PASSAGE EXTRAIT
>>

Untitled Document
Selon Alain Minc (La mondialisation heureuse 1997), on assiste
à la "faillite de l’Etat providence" car on est encore aujourd’hui
confronté au choix entre un "Etat restreint et plus efficace"
et un Etat appauvri et étendu". En effet, la crise de cet Etat inséré
dans l’économie pour équilibrer justice sociale et efficacité
économique, apparue avec la vague libérale des années 1980,
semble encore d’actualité. Pourtant la relative importance de l’Etat dans
les pays développés semble atténuer l’idée d’une réelle
remise en cause actuelle puisque l’on estime en France que l’Etat est à
45% un Etat providence face aux 25% d’un Etat régalien et 30% d’un Etat
partisan.
L’Etat Providence connaît-il dès lors une crise prolongée
depuis la décennie 1980 dans les pays développés ?
Nous examinerons tout d’abord les aspects qui tendent à prouver que l’Etat
providence est en crise. puis nous nous intéresserons aux points qui atténuent
la vision d’une crise encore actuelle.

<<

LIGNES DE DONNÉES
>>

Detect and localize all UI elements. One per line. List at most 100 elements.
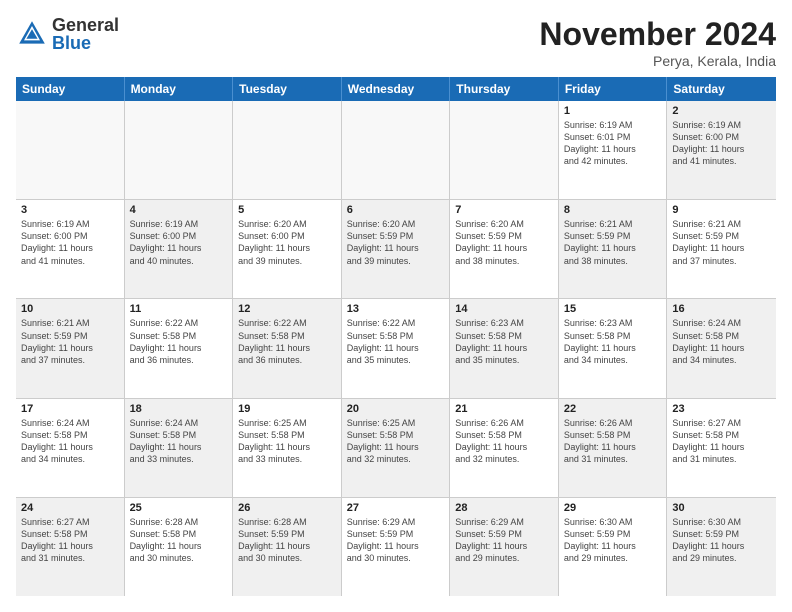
day-info: Sunrise: 6:19 AM Sunset: 6:00 PM Dayligh… bbox=[672, 119, 771, 168]
day-number: 20 bbox=[347, 403, 445, 415]
day-info: Sunrise: 6:26 AM Sunset: 5:58 PM Dayligh… bbox=[455, 417, 553, 466]
day-number: 21 bbox=[455, 403, 553, 415]
calendar-cell: 29Sunrise: 6:30 AM Sunset: 5:59 PM Dayli… bbox=[559, 498, 668, 596]
calendar-cell bbox=[125, 101, 234, 199]
calendar-cell: 19 Sunrise: 6:25 AM Sunset: 5:58 PM Dayli… bbox=[233, 399, 342, 497]
day-number: 24 bbox=[21, 502, 119, 514]
calendar-cell: 11Sunrise: 6:22 AM Sunset: 5:58 PM Dayli… bbox=[125, 299, 234, 397]
day-info: Sunrise: 6:21 AM Sunset: 5:59 PM Dayligh… bbox=[21, 317, 119, 366]
day-number: 17 bbox=[21, 403, 119, 415]
day-info: Sunrise: 6:29 AM Sunset: 5:59 PM Dayligh… bbox=[347, 516, 445, 565]
day-number: 28 bbox=[455, 502, 553, 514]
logo-general-label: General bbox=[52, 16, 119, 34]
header-cell-thursday: Thursday bbox=[450, 77, 559, 101]
day-number: 1 bbox=[564, 105, 662, 117]
day-number: 30 bbox=[672, 502, 771, 514]
calendar-cell: 16 Sunrise: 6:24 AM Sunset: 5:58 PM Dayli… bbox=[667, 299, 776, 397]
header-cell-monday: Monday bbox=[125, 77, 234, 101]
calendar-cell: 10 Sunrise: 6:21 AM Sunset: 5:59 PM Dayli… bbox=[16, 299, 125, 397]
day-info: Sunrise: 6:27 AM Sunset: 5:58 PM Dayligh… bbox=[21, 516, 119, 565]
header-cell-sunday: Sunday bbox=[16, 77, 125, 101]
calendar-cell: 27 Sunrise: 6:29 AM Sunset: 5:59 PM Dayli… bbox=[342, 498, 451, 596]
day-number: 8 bbox=[564, 204, 662, 216]
calendar-cell: 22 Sunrise: 6:26 AM Sunset: 5:58 PM Dayli… bbox=[559, 399, 668, 497]
day-info: Sunrise: 6:25 AM Sunset: 5:58 PM Dayligh… bbox=[238, 417, 336, 466]
day-number: 13 bbox=[347, 303, 445, 315]
page: General Blue November 2024 Perya, Kerala… bbox=[0, 0, 792, 612]
calendar-cell: 13 Sunrise: 6:22 AM Sunset: 5:58 PM Dayli… bbox=[342, 299, 451, 397]
day-info: Sunrise: 6:24 AM Sunset: 5:58 PM Dayligh… bbox=[672, 317, 771, 366]
day-info: Sunrise: 6:21 AM Sunset: 5:59 PM Dayligh… bbox=[564, 218, 662, 267]
calendar-row-1: 3 Sunrise: 6:19 AM Sunset: 6:00 PM Daylig… bbox=[16, 200, 776, 299]
day-info: Sunrise: 6:22 AM Sunset: 5:58 PM Dayligh… bbox=[347, 317, 445, 366]
calendar-cell: 2Sunrise: 6:19 AM Sunset: 6:00 PM Daylig… bbox=[667, 101, 776, 199]
calendar-cell bbox=[16, 101, 125, 199]
day-number: 5 bbox=[238, 204, 336, 216]
day-number: 7 bbox=[455, 204, 553, 216]
calendar-cell: 8 Sunrise: 6:21 AM Sunset: 5:59 PM Daylig… bbox=[559, 200, 668, 298]
calendar-cell bbox=[233, 101, 342, 199]
calendar-cell: 24 Sunrise: 6:27 AM Sunset: 5:58 PM Dayli… bbox=[16, 498, 125, 596]
calendar-cell bbox=[342, 101, 451, 199]
calendar-cell: 26 Sunrise: 6:28 AM Sunset: 5:59 PM Dayli… bbox=[233, 498, 342, 596]
day-number: 27 bbox=[347, 502, 445, 514]
calendar-cell: 18Sunrise: 6:24 AM Sunset: 5:58 PM Dayli… bbox=[125, 399, 234, 497]
day-info: Sunrise: 6:22 AM Sunset: 5:58 PM Dayligh… bbox=[238, 317, 336, 366]
day-info: Sunrise: 6:23 AM Sunset: 5:58 PM Dayligh… bbox=[564, 317, 662, 366]
calendar-cell: 30 Sunrise: 6:30 AM Sunset: 5:59 PM Dayli… bbox=[667, 498, 776, 596]
location: Perya, Kerala, India bbox=[539, 53, 776, 69]
day-number: 9 bbox=[672, 204, 771, 216]
day-number: 10 bbox=[21, 303, 119, 315]
month-title: November 2024 bbox=[539, 16, 776, 53]
calendar-cell: 3 Sunrise: 6:19 AM Sunset: 6:00 PM Daylig… bbox=[16, 200, 125, 298]
day-info: Sunrise: 6:24 AM Sunset: 5:58 PM Dayligh… bbox=[21, 417, 119, 466]
calendar-row-0: 1 Sunrise: 6:19 AM Sunset: 6:01 PM Daylig… bbox=[16, 101, 776, 200]
day-info: Sunrise: 6:20 AM Sunset: 5:59 PM Dayligh… bbox=[455, 218, 553, 267]
calendar-header: SundayMondayTuesdayWednesdayThursdayFrid… bbox=[16, 77, 776, 101]
day-number: 23 bbox=[672, 403, 771, 415]
day-number: 25 bbox=[130, 502, 228, 514]
day-number: 19 bbox=[238, 403, 336, 415]
day-info: Sunrise: 6:26 AM Sunset: 5:58 PM Dayligh… bbox=[564, 417, 662, 466]
calendar-row-4: 24 Sunrise: 6:27 AM Sunset: 5:58 PM Dayli… bbox=[16, 498, 776, 596]
day-number: 26 bbox=[238, 502, 336, 514]
logo: General Blue bbox=[16, 16, 119, 52]
day-info: Sunrise: 6:24 AM Sunset: 5:58 PM Dayligh… bbox=[130, 417, 228, 466]
day-number: 14 bbox=[455, 303, 553, 315]
day-info: Sunrise: 6:19 AM Sunset: 6:00 PM Dayligh… bbox=[130, 218, 228, 267]
calendar-cell: 6 Sunrise: 6:20 AM Sunset: 5:59 PM Daylig… bbox=[342, 200, 451, 298]
calendar-cell: 12Sunrise: 6:22 AM Sunset: 5:58 PM Dayli… bbox=[233, 299, 342, 397]
header-cell-saturday: Saturday bbox=[667, 77, 776, 101]
day-info: Sunrise: 6:29 AM Sunset: 5:59 PM Dayligh… bbox=[455, 516, 553, 565]
calendar: SundayMondayTuesdayWednesdayThursdayFrid… bbox=[16, 77, 776, 596]
calendar-cell: 25Sunrise: 6:28 AM Sunset: 5:58 PM Dayli… bbox=[125, 498, 234, 596]
day-number: 16 bbox=[672, 303, 771, 315]
calendar-cell: 21 Sunrise: 6:26 AM Sunset: 5:58 PM Dayli… bbox=[450, 399, 559, 497]
calendar-cell: 1 Sunrise: 6:19 AM Sunset: 6:01 PM Daylig… bbox=[559, 101, 668, 199]
calendar-cell: 17 Sunrise: 6:24 AM Sunset: 5:58 PM Dayli… bbox=[16, 399, 125, 497]
calendar-row-2: 10 Sunrise: 6:21 AM Sunset: 5:59 PM Dayli… bbox=[16, 299, 776, 398]
calendar-cell: 14 Sunrise: 6:23 AM Sunset: 5:58 PM Dayli… bbox=[450, 299, 559, 397]
calendar-cell: 28 Sunrise: 6:29 AM Sunset: 5:59 PM Dayli… bbox=[450, 498, 559, 596]
day-number: 4 bbox=[130, 204, 228, 216]
calendar-cell: 4 Sunrise: 6:19 AM Sunset: 6:00 PM Daylig… bbox=[125, 200, 234, 298]
day-info: Sunrise: 6:27 AM Sunset: 5:58 PM Dayligh… bbox=[672, 417, 771, 466]
day-info: Sunrise: 6:20 AM Sunset: 5:59 PM Dayligh… bbox=[347, 218, 445, 267]
day-number: 22 bbox=[564, 403, 662, 415]
day-number: 6 bbox=[347, 204, 445, 216]
day-info: Sunrise: 6:23 AM Sunset: 5:58 PM Dayligh… bbox=[455, 317, 553, 366]
calendar-cell: 5Sunrise: 6:20 AM Sunset: 6:00 PM Daylig… bbox=[233, 200, 342, 298]
day-number: 3 bbox=[21, 204, 119, 216]
day-info: Sunrise: 6:22 AM Sunset: 5:58 PM Dayligh… bbox=[130, 317, 228, 366]
logo-blue-label: Blue bbox=[52, 34, 119, 52]
day-info: Sunrise: 6:30 AM Sunset: 5:59 PM Dayligh… bbox=[564, 516, 662, 565]
day-info: Sunrise: 6:21 AM Sunset: 5:59 PM Dayligh… bbox=[672, 218, 771, 267]
day-info: Sunrise: 6:19 AM Sunset: 6:00 PM Dayligh… bbox=[21, 218, 119, 267]
day-info: Sunrise: 6:30 AM Sunset: 5:59 PM Dayligh… bbox=[672, 516, 771, 565]
title-block: November 2024 Perya, Kerala, India bbox=[539, 16, 776, 69]
calendar-cell: 15Sunrise: 6:23 AM Sunset: 5:58 PM Dayli… bbox=[559, 299, 668, 397]
day-info: Sunrise: 6:19 AM Sunset: 6:01 PM Dayligh… bbox=[564, 119, 662, 168]
logo-icon bbox=[16, 18, 48, 50]
header: General Blue November 2024 Perya, Kerala… bbox=[16, 16, 776, 69]
day-info: Sunrise: 6:28 AM Sunset: 5:59 PM Dayligh… bbox=[238, 516, 336, 565]
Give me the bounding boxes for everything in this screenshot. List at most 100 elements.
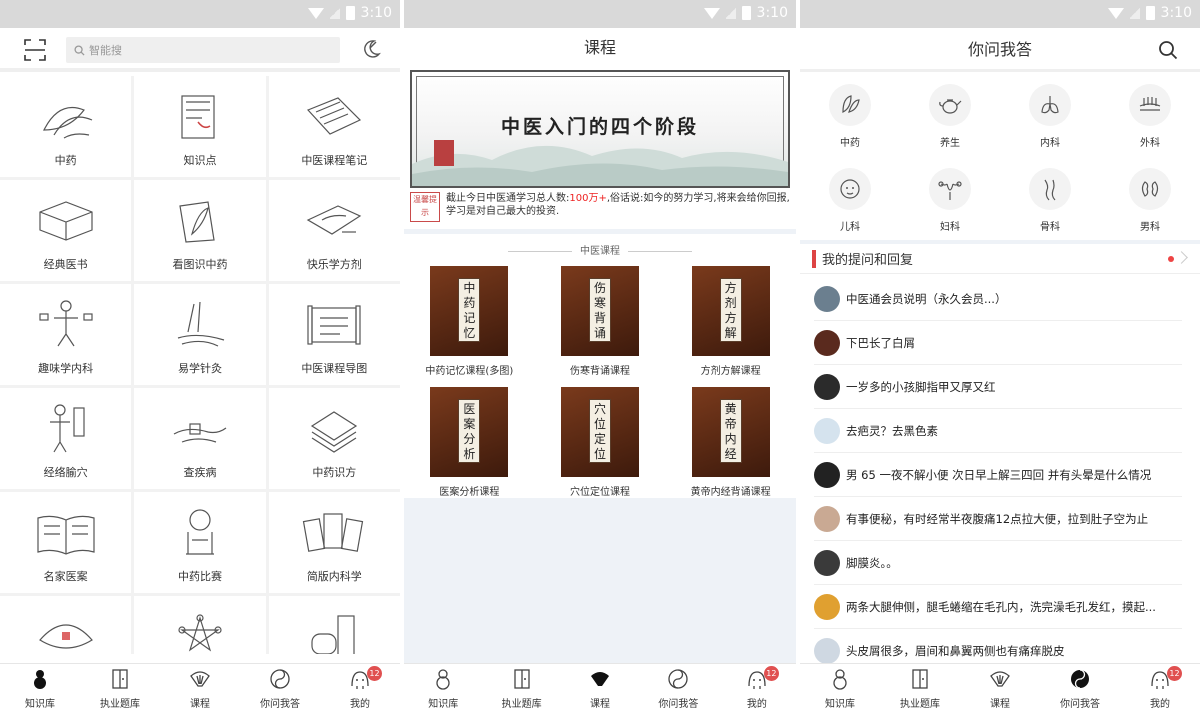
- grid-item[interactable]: [134, 596, 266, 654]
- nav-item-question-bank[interactable]: 执业题库: [80, 664, 160, 713]
- search-input[interactable]: 智能搜: [66, 37, 340, 63]
- acupuncture-icon: [177, 301, 225, 347]
- baby-icon: [840, 179, 860, 199]
- question-text: 去疤灵？去黑色素: [846, 423, 938, 438]
- battery-icon: [1145, 6, 1155, 20]
- list-item[interactable]: 下巴长了白屑: [814, 321, 1182, 365]
- nav-item-taiji[interactable]: 你问我答: [639, 664, 717, 713]
- grid-item[interactable]: 经络腧穴: [0, 388, 132, 489]
- category-item[interactable]: 中药: [800, 80, 900, 160]
- course-plaque: 医案分析: [458, 399, 481, 463]
- grid-item[interactable]: 趣味学内科: [0, 284, 132, 385]
- grid-item[interactable]: 中药: [0, 76, 132, 177]
- grid-item[interactable]: 经典医书: [0, 180, 132, 281]
- nav-item-taiji[interactable]: 你问我答: [240, 664, 320, 713]
- my-questions-header[interactable]: 我的提问和回复: [800, 244, 1200, 274]
- kidney-icon: [1141, 181, 1159, 197]
- grid-item[interactable]: 中医课程笔记: [268, 76, 400, 177]
- open-book-icon: [37, 515, 95, 555]
- course-plaque: 中药记忆: [458, 278, 481, 342]
- list-item[interactable]: 有事便秘，有时经常半夜腹痛12点拉大便，拉到肚子空为止: [814, 497, 1182, 541]
- avatar: [814, 417, 840, 444]
- grid-item[interactable]: 快乐学方剂: [268, 180, 400, 281]
- category-item[interactable]: 男科: [1100, 164, 1200, 244]
- nav-item-knowledge[interactable]: 知识库: [0, 664, 80, 713]
- grid-item[interactable]: 知识点: [134, 76, 266, 177]
- course-banner[interactable]: 中医入门的四个阶段: [410, 70, 790, 188]
- nav-item-profile[interactable]: 我的 12: [718, 664, 796, 713]
- grid-item-label: 中药: [54, 154, 77, 167]
- nav-item-knowledge[interactable]: 知识库: [800, 664, 880, 713]
- question-bank-icon: [511, 668, 533, 690]
- grid-item[interactable]: 中药识方: [268, 388, 400, 489]
- grid-item[interactable]: 名家医案: [0, 492, 132, 593]
- nav-item-taiji[interactable]: 你问我答: [1040, 664, 1120, 713]
- category-label: 妇科: [940, 222, 960, 233]
- my-questions-title: 我的提问和回复: [822, 253, 914, 268]
- nav-item-fan[interactable]: 课程: [160, 664, 240, 713]
- nav-item-profile[interactable]: 我的 12: [1120, 664, 1200, 713]
- course-label: 伤寒背诵课程: [569, 366, 630, 377]
- grid-item[interactable]: 简版内科学: [268, 492, 400, 593]
- bone-icon: [1044, 179, 1056, 201]
- uterus-icon: [938, 181, 962, 200]
- category-item[interactable]: 骨科: [1000, 164, 1100, 244]
- section-title: 中医课程: [404, 242, 796, 257]
- grid-item-label: 中药识方: [312, 466, 357, 479]
- category-item[interactable]: 外科: [1100, 80, 1200, 160]
- grid-item[interactable]: 中医课程导图: [268, 284, 400, 385]
- search-icon: [74, 44, 85, 56]
- night-mode-icon[interactable]: [360, 38, 382, 60]
- course-cover: 伤寒背诵: [560, 266, 639, 356]
- nav-item-question-bank[interactable]: 执业题库: [880, 664, 960, 713]
- wifi-icon: [703, 7, 720, 19]
- question-bank-icon: [909, 668, 931, 690]
- category-item[interactable]: 养生: [900, 80, 1000, 160]
- question-text: 男 65 一夜不解小便 次日早上解三四回 并有头晕是什么情况: [846, 467, 1152, 482]
- course-card[interactable]: 伤寒背诵 伤寒背诵课程: [535, 266, 666, 377]
- category-icon-wrap: [1129, 84, 1171, 126]
- grid-item[interactable]: 易学针灸: [134, 284, 266, 385]
- course-card[interactable]: 医案分析 医案分析课程: [404, 387, 535, 498]
- course-plaque: 伤寒背诵: [588, 278, 611, 342]
- grid-item[interactable]: [268, 596, 400, 654]
- notification-badge: 12: [367, 666, 382, 681]
- category-label: 中药: [840, 138, 860, 149]
- bottle-icon: [311, 615, 355, 654]
- nav-item-knowledge[interactable]: 知识库: [404, 664, 482, 713]
- nav-item-fan[interactable]: 课程: [960, 664, 1040, 713]
- nav-item-question-bank[interactable]: 执业题库: [482, 664, 560, 713]
- category-item[interactable]: 儿科: [800, 164, 900, 244]
- scan-icon[interactable]: [24, 39, 46, 61]
- list-item[interactable]: 男 65 一夜不解小便 次日早上解三四回 并有头晕是什么情况: [814, 453, 1182, 497]
- grid-item[interactable]: 查疾病: [134, 388, 266, 489]
- list-item[interactable]: 中医通会员说明（永久会员...）: [814, 277, 1182, 321]
- avatar: [814, 373, 840, 400]
- nav-item-fan[interactable]: 课程: [561, 664, 639, 713]
- list-item[interactable]: 脚膜炎。。: [814, 541, 1182, 585]
- category-item[interactable]: 内科: [1000, 80, 1100, 160]
- mirror-icon: [185, 509, 214, 555]
- nav-item-profile[interactable]: 我的 12: [320, 664, 400, 713]
- book-scroll-icon: [307, 97, 362, 135]
- list-item[interactable]: 一岁多的小孩脚指甲又厚又红: [814, 365, 1182, 409]
- course-card[interactable]: 黄帝内经 黄帝内经背诵课程: [665, 387, 796, 498]
- category-icon-wrap: [1029, 168, 1071, 210]
- grid-item[interactable]: [0, 596, 132, 654]
- grid-item[interactable]: 看图识中药: [134, 180, 266, 281]
- knowledge-screen: 3:10 智能搜 中药 知识点 中医课程笔记经典医书 看图识中药 快乐学方剂趣味学内科 易…: [0, 0, 400, 713]
- status-time: 3:10: [360, 5, 392, 21]
- category-label: 男科: [1140, 222, 1160, 233]
- list-item[interactable]: 两条大腿伸侧，腿毛蜷缩在毛孔内，洗完澡毛孔发红，摸起...: [814, 585, 1182, 629]
- grid-item[interactable]: 中药比赛: [134, 492, 266, 593]
- red-seal-icon: [434, 140, 454, 166]
- list-item[interactable]: 去疤灵？去黑色素: [814, 409, 1182, 453]
- nav-label: 知识库: [428, 699, 459, 710]
- course-plaque: 穴位定位: [588, 399, 611, 463]
- course-card[interactable]: 中药记忆 中药记忆课程(多图): [404, 266, 535, 377]
- course-card[interactable]: 方剂方解 方剂方解课程: [665, 266, 796, 377]
- search-icon[interactable]: [1158, 40, 1178, 60]
- course-label: 穴位定位课程: [569, 487, 630, 498]
- category-item[interactable]: 妇科: [900, 164, 1000, 244]
- course-card[interactable]: 穴位定位 穴位定位课程: [535, 387, 666, 498]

<<

CONSIGNE 1
D’après le passage sur l’État providence, quelles parts attribue-t-on en France à l’État providence, à l’État régalien et à l’État partisan ?
CONSIGNE 2
Prolongez le passage consacré à la crise de l’État providence en reprenant après sa dernière phrase.

RÉPONSE RÉDIGÉE 1
On estime en France que l’État est à 45 % un État providence, à 25 % un État régalien et à 30 % un État partisan.

RÉPONSE RÉDIGÉE 2
La notion d’Etat providence est souvent rapprochée de celle du Welfare
State de Beveridge prôné par celui-ci en 1942 et qui consistait
à continuer en temps de paix l’intervention de l’Etat pendant la guerre
en rejetant l’idée d’une orthodoxie budgétaire et d’une compression
des dépenses publiques pour favoriser la planification afin de satisfaire
le besoin en biens collectifs (Du travail pour tous dans une société
libre 1944). C’est ainsi qu’en FRANCE on a connu des planifications indicatives,
souples de 1946 à 1970. De même, les gains sociaux se sont multipliés
pour équilibrer égalité sociale et performance économique
: ainsi en France on voit apparaître la Sécurité Sociale
en 1945, les salaires minimums le SMIG en 1950 et le SMIC 1970 et les différentes
allocations.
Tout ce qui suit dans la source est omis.